→ Task details
For the data below, work out how many lines include the string "text" and report only the number.

>> begin Material for the task

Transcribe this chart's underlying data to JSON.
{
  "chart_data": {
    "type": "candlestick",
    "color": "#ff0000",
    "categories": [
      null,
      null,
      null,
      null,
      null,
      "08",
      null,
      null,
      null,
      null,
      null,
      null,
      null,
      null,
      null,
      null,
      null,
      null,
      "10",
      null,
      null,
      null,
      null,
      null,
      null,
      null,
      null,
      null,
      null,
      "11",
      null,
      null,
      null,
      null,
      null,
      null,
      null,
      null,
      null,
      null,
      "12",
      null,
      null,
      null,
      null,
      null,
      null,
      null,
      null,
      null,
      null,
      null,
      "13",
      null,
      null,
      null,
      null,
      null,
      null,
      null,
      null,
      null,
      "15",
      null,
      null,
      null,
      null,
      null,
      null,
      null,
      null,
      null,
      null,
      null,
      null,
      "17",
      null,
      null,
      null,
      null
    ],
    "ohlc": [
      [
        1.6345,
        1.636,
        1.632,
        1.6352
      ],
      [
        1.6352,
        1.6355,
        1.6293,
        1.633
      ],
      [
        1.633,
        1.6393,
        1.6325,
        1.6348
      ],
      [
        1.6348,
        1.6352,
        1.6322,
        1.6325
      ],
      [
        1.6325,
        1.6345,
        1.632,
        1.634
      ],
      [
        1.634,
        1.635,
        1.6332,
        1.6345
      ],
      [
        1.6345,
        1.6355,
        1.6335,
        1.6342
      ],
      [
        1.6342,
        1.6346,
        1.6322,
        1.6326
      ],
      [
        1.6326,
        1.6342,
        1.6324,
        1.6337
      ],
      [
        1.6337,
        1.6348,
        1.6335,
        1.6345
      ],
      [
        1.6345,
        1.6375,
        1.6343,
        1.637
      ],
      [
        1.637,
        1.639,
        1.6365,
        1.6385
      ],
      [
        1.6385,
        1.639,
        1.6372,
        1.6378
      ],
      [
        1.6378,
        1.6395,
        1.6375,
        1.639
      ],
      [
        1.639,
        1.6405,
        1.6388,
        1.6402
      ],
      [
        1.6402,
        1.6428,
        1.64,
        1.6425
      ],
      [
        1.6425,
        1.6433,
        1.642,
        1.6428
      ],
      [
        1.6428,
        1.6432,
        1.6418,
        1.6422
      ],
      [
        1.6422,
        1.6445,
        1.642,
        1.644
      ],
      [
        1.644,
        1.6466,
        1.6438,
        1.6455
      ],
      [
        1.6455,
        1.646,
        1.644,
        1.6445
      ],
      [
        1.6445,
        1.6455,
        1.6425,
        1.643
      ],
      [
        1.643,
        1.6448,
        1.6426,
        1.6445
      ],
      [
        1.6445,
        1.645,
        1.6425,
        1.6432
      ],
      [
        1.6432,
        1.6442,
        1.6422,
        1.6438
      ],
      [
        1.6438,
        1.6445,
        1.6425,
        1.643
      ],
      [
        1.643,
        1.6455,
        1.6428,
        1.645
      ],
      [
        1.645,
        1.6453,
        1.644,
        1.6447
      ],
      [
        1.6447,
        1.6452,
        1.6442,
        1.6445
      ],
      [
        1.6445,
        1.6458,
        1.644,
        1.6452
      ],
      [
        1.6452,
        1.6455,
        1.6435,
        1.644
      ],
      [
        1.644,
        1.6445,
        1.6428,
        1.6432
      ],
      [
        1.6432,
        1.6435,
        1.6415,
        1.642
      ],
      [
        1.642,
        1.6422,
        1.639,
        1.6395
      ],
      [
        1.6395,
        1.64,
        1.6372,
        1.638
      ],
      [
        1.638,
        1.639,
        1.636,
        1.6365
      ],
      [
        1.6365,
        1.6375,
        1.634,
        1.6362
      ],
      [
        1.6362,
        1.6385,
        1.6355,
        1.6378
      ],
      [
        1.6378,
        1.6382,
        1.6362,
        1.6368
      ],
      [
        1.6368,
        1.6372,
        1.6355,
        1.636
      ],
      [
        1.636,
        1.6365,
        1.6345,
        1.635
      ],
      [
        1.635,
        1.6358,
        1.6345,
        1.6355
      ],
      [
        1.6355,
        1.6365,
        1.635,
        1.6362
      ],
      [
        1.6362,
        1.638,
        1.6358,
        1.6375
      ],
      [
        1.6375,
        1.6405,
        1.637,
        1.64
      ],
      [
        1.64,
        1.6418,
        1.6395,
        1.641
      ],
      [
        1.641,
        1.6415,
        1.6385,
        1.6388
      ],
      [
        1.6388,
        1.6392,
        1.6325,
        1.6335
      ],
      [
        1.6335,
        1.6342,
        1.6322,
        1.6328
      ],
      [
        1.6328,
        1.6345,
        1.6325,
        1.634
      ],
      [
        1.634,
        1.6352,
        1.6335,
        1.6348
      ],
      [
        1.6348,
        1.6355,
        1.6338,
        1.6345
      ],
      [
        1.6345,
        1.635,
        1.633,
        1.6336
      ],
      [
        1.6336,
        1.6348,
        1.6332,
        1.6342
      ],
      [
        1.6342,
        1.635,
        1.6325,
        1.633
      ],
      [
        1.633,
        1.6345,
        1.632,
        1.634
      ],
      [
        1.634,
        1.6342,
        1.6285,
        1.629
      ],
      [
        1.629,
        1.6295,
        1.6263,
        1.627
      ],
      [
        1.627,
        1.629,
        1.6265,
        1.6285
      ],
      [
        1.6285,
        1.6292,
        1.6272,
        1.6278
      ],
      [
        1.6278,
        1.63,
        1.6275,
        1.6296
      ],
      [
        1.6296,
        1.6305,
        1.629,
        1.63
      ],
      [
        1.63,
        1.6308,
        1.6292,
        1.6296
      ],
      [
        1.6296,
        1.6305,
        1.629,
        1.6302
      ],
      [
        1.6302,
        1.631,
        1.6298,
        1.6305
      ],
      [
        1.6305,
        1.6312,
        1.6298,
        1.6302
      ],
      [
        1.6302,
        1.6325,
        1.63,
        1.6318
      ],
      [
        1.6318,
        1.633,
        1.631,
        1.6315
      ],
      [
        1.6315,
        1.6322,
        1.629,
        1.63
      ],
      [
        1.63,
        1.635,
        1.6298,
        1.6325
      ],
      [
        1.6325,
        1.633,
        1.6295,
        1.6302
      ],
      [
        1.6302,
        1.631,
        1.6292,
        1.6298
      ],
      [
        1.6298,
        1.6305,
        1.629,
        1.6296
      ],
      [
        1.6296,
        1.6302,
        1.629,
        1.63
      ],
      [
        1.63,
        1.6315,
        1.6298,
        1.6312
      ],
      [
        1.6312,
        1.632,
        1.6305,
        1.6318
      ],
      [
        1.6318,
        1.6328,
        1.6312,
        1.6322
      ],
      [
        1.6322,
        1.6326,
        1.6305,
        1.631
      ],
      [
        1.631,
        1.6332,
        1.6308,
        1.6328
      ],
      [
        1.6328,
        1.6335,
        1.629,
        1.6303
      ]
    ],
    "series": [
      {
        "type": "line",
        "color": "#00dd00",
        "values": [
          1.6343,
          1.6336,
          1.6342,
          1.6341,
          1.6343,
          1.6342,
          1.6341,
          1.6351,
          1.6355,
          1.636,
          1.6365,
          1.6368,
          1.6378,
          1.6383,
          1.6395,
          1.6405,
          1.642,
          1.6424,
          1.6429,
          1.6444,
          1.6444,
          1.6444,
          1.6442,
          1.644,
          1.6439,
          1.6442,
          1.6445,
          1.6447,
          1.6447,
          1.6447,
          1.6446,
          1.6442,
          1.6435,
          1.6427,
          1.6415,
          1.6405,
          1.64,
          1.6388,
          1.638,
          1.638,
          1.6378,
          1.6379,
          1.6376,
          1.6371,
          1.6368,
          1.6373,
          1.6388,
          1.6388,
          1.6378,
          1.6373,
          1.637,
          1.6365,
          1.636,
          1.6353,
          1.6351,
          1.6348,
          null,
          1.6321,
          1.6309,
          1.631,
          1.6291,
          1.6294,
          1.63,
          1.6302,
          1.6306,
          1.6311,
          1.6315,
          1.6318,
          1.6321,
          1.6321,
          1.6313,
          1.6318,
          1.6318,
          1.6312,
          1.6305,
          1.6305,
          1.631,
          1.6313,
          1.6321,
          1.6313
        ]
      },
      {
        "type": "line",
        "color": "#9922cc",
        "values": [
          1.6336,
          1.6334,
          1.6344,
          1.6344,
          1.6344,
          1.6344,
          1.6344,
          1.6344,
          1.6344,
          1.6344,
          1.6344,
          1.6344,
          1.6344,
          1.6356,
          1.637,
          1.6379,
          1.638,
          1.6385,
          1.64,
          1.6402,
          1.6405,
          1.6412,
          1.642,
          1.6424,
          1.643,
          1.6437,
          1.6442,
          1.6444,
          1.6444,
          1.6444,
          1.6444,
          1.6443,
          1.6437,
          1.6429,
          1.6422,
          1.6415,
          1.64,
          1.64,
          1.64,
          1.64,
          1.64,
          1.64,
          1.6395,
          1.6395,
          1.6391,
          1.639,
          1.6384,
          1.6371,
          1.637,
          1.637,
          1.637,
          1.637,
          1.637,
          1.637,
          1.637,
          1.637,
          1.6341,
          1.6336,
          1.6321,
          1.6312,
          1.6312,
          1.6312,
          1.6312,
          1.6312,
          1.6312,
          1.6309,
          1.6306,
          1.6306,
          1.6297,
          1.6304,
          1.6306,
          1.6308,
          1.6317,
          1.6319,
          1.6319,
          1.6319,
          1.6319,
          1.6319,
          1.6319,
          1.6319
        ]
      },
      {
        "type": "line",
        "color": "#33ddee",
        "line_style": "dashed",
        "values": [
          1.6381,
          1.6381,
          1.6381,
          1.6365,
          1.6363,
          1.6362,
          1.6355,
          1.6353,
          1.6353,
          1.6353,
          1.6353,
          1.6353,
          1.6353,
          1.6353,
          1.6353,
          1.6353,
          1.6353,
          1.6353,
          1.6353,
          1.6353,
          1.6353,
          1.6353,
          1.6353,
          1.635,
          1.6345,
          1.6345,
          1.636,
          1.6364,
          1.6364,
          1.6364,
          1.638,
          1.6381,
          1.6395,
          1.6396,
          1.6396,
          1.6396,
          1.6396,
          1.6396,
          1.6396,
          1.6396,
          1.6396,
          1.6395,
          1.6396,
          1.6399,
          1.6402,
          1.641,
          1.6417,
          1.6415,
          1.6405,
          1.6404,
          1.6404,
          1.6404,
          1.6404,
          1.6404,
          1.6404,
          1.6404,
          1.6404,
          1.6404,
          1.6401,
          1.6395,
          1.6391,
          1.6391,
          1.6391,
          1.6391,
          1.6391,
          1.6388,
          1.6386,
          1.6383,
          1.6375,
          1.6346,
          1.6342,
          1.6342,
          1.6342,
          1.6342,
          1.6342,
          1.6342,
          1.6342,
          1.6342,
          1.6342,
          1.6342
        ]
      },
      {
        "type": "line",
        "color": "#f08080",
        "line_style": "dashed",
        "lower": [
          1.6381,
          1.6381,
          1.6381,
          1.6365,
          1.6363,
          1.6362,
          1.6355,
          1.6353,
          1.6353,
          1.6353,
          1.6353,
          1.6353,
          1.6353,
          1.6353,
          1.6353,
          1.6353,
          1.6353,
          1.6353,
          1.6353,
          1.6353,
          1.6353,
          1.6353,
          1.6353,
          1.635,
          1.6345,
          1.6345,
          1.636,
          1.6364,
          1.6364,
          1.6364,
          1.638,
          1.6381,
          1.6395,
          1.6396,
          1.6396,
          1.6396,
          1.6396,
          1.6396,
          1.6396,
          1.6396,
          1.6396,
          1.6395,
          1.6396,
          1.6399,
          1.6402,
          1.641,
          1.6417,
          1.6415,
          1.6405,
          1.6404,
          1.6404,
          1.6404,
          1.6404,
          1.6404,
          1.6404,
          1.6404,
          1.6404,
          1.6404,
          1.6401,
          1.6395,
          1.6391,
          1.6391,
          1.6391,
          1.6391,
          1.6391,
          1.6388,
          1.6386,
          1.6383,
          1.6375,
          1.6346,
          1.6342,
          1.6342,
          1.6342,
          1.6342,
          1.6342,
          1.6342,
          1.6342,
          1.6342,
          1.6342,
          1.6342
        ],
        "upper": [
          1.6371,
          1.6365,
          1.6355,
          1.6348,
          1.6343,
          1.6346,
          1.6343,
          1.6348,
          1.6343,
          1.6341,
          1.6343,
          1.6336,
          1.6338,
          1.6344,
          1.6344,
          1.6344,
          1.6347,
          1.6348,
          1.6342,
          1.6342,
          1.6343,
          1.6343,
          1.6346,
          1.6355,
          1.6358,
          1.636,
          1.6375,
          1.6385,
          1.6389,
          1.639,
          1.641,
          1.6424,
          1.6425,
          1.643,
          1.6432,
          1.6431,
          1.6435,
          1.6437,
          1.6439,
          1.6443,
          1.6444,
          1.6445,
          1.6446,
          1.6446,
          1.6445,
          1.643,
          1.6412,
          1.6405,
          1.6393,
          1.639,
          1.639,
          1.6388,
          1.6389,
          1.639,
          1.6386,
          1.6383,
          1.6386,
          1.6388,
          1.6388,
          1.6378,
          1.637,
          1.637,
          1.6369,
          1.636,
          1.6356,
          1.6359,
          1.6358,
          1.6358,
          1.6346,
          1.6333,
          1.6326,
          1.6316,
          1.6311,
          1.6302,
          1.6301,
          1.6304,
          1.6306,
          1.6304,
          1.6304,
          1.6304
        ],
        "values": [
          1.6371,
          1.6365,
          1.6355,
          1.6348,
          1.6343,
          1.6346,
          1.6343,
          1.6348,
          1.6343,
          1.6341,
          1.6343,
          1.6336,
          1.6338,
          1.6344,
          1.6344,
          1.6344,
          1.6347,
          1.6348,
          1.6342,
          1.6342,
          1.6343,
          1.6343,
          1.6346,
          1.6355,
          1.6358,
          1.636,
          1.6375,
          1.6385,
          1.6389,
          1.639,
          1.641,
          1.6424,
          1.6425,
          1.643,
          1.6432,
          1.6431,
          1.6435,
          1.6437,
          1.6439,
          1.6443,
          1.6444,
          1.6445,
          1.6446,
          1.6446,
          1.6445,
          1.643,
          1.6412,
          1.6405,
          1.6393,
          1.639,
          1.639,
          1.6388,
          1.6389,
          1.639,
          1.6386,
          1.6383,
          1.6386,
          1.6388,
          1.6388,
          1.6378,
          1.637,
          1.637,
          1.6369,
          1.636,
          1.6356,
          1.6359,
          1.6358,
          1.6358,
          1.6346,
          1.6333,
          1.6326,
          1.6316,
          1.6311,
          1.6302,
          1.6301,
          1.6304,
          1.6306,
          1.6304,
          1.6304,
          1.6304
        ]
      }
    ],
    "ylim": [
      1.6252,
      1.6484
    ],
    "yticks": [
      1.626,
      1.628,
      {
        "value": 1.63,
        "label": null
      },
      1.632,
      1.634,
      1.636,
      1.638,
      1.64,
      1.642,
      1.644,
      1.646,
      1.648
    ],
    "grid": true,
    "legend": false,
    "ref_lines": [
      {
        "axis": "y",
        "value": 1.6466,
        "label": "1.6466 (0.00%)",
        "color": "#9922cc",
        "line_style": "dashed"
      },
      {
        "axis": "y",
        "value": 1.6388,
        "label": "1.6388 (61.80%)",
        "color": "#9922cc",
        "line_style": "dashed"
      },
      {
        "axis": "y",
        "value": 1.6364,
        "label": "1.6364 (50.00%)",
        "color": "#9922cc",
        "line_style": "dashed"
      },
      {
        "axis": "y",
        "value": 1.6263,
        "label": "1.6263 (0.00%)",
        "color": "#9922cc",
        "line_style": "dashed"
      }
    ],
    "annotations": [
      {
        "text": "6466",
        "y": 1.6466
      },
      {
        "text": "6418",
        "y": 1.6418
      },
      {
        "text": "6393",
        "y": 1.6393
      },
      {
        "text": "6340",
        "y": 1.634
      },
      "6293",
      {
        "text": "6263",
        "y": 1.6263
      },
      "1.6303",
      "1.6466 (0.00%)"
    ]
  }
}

>> end Material for the task

→ Task response
5